_Extracts from a graphics dataset_:

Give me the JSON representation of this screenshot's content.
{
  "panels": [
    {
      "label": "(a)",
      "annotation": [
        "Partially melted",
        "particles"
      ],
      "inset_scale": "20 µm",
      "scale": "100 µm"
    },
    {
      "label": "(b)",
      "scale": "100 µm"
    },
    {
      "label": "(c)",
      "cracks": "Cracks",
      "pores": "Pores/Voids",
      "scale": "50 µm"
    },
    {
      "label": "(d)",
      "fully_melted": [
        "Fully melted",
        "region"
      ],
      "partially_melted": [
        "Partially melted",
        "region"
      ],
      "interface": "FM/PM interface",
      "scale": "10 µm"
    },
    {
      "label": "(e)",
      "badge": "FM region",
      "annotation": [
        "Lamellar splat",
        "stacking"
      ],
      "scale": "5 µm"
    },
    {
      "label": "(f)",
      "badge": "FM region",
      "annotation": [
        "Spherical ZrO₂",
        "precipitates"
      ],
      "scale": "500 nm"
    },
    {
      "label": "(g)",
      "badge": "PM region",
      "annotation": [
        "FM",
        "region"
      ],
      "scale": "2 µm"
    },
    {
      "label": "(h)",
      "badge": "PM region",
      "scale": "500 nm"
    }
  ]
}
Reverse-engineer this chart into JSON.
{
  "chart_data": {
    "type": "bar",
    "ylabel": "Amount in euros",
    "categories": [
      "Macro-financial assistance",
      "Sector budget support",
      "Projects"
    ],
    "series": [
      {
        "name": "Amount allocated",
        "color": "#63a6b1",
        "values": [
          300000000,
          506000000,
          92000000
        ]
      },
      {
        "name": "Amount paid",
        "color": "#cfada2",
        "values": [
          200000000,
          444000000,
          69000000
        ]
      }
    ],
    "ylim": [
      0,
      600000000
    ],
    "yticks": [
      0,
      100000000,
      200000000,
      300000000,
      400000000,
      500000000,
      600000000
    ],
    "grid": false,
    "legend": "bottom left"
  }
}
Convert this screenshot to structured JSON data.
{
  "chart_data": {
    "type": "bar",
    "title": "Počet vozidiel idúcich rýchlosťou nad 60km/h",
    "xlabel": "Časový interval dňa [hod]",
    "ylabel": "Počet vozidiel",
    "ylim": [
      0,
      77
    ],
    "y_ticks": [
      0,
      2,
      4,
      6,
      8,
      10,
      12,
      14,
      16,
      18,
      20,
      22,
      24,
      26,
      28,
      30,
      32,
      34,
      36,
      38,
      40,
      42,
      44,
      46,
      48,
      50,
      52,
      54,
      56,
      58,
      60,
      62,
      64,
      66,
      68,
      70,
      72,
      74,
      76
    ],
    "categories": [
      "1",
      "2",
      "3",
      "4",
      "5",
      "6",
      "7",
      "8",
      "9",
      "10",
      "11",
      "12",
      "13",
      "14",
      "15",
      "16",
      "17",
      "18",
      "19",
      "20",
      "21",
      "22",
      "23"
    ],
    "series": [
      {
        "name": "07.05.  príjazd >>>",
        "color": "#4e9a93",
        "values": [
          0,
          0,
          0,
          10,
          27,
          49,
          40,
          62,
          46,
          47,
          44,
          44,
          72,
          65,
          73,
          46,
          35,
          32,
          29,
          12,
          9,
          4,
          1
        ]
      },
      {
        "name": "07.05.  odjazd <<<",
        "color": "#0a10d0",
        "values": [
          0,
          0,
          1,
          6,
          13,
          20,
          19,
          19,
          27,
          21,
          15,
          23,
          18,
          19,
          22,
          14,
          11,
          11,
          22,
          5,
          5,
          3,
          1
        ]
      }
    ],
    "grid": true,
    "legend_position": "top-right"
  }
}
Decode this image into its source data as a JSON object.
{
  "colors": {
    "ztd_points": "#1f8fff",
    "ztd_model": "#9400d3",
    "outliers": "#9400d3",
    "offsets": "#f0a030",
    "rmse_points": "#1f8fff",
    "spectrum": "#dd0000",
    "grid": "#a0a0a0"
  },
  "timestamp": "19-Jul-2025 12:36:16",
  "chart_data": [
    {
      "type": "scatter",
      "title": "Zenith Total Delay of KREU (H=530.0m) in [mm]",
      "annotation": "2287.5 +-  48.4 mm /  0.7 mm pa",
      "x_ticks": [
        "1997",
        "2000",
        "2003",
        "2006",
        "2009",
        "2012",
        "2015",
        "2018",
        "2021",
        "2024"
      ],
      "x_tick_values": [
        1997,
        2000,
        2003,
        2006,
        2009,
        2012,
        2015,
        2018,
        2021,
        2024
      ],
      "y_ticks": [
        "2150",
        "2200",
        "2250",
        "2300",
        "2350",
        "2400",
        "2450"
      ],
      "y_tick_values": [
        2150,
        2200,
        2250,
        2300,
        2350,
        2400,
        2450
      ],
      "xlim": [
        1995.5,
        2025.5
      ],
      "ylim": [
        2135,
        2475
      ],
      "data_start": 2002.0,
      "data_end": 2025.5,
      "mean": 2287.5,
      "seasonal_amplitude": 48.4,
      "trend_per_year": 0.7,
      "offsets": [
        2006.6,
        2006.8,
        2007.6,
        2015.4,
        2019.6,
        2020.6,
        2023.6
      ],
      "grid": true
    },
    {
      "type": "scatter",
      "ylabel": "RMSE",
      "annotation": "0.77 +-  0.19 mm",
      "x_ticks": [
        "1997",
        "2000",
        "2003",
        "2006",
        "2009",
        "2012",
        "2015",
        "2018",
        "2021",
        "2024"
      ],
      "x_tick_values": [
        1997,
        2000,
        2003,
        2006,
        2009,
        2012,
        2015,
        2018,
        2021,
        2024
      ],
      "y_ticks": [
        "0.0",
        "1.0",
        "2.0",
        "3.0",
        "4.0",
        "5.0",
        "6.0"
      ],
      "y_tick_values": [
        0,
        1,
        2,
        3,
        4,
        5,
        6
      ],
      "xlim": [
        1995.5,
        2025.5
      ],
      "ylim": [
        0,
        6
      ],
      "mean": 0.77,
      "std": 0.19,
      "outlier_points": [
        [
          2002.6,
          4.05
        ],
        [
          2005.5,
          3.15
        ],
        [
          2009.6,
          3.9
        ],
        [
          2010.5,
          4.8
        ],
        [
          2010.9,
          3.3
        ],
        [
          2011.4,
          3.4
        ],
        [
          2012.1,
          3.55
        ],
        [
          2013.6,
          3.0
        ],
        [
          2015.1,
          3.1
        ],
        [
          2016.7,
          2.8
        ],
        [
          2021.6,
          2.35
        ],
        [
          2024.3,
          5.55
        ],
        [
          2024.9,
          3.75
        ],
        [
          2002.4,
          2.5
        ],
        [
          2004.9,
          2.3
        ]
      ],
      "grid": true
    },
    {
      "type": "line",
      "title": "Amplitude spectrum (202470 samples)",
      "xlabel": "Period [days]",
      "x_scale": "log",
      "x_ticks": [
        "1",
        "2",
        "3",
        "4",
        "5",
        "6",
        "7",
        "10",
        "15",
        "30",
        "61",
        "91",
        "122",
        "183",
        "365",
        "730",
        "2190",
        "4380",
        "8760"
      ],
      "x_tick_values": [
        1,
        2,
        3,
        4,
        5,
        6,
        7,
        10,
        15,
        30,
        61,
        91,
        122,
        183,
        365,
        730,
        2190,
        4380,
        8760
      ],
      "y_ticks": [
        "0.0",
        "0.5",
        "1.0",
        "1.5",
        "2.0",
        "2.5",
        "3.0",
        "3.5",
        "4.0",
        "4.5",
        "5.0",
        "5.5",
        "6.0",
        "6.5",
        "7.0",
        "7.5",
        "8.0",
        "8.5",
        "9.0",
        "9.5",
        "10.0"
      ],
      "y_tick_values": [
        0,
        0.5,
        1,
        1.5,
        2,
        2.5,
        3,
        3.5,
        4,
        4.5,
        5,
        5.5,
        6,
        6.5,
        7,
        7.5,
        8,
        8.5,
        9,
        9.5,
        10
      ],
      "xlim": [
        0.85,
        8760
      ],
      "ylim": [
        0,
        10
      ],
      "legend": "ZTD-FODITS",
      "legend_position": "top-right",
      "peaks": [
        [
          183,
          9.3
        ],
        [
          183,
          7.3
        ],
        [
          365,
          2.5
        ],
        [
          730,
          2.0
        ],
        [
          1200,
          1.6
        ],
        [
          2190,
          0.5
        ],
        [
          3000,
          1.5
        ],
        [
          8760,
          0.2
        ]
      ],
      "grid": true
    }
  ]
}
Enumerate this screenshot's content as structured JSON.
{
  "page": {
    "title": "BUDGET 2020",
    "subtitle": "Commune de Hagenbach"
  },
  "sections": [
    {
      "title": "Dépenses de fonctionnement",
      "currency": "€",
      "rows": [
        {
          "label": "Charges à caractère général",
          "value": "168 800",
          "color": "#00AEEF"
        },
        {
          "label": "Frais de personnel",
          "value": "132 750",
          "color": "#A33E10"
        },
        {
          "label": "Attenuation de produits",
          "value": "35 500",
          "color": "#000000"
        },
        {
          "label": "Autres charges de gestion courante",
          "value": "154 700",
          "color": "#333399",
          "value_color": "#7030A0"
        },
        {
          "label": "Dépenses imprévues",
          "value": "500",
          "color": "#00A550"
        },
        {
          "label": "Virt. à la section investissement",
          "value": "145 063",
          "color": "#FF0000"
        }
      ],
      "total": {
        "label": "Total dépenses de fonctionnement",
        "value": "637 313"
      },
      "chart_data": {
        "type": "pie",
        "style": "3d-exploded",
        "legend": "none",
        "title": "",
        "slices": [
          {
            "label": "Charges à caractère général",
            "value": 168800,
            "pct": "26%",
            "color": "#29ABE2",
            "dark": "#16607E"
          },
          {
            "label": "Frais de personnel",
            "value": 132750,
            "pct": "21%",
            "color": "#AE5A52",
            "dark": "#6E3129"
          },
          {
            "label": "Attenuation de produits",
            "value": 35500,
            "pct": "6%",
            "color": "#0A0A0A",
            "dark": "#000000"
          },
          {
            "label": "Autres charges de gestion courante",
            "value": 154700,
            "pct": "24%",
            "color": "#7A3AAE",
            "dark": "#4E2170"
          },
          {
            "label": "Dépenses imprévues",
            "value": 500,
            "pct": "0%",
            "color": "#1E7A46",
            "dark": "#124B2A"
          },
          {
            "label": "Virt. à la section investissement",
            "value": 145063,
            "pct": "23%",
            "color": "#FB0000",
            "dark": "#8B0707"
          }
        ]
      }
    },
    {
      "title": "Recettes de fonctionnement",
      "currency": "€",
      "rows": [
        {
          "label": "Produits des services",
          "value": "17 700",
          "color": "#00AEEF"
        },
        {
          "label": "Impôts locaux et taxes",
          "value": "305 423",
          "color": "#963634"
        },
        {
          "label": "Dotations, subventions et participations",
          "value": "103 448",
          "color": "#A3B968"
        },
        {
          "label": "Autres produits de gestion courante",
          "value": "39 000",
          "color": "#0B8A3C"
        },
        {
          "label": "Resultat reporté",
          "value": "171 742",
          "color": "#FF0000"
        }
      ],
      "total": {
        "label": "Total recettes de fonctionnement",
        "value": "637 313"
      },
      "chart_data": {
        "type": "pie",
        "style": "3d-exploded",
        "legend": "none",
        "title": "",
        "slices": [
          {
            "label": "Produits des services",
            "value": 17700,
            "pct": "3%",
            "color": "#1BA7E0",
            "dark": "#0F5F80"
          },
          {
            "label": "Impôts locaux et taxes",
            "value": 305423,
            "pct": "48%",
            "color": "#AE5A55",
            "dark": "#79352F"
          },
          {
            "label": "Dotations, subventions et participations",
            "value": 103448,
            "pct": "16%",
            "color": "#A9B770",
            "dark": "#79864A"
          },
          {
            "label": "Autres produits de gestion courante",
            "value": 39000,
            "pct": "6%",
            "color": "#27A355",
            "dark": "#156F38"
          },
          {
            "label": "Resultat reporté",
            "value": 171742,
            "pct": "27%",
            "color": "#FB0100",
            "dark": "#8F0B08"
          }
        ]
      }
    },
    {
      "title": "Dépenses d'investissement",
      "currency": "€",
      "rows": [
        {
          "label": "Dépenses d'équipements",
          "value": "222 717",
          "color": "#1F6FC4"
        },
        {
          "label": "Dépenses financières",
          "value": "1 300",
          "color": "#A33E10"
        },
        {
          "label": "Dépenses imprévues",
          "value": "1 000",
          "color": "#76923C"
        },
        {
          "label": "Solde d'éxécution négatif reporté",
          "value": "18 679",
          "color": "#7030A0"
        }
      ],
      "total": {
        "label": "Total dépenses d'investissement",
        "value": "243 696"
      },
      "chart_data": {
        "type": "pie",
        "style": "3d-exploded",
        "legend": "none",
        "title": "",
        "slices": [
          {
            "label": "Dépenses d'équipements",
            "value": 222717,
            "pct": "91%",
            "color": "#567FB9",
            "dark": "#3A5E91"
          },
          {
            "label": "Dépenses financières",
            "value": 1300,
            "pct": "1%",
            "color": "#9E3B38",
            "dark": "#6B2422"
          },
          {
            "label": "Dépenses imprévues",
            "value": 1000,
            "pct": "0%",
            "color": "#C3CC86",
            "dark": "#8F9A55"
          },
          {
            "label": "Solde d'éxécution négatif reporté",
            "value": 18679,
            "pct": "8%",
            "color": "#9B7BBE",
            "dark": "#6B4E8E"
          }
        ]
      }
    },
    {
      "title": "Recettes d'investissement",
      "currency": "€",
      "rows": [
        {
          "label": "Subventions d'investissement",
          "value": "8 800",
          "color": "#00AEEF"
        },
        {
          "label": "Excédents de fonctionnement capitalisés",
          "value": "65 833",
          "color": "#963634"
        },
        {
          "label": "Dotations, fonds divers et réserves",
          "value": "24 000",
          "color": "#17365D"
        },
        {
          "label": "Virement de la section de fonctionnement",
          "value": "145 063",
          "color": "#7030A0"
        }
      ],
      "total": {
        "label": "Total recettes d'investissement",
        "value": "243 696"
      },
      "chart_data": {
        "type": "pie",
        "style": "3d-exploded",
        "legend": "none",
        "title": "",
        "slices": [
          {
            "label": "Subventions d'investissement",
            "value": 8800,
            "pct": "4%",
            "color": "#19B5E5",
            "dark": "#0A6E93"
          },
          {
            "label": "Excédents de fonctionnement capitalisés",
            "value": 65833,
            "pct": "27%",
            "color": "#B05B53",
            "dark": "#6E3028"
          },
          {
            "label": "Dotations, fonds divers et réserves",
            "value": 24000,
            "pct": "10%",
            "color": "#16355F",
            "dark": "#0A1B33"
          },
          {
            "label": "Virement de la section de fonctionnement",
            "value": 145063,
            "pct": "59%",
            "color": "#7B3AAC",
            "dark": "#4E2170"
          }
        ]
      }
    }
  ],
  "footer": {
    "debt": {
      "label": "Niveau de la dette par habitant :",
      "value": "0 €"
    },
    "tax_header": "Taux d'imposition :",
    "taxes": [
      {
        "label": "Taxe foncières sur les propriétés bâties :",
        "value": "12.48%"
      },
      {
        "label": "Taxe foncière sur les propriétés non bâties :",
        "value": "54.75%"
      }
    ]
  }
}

_Task description_: Report how many lines contain "réserves". Give nothing but the number.

_Answer to this task_: 2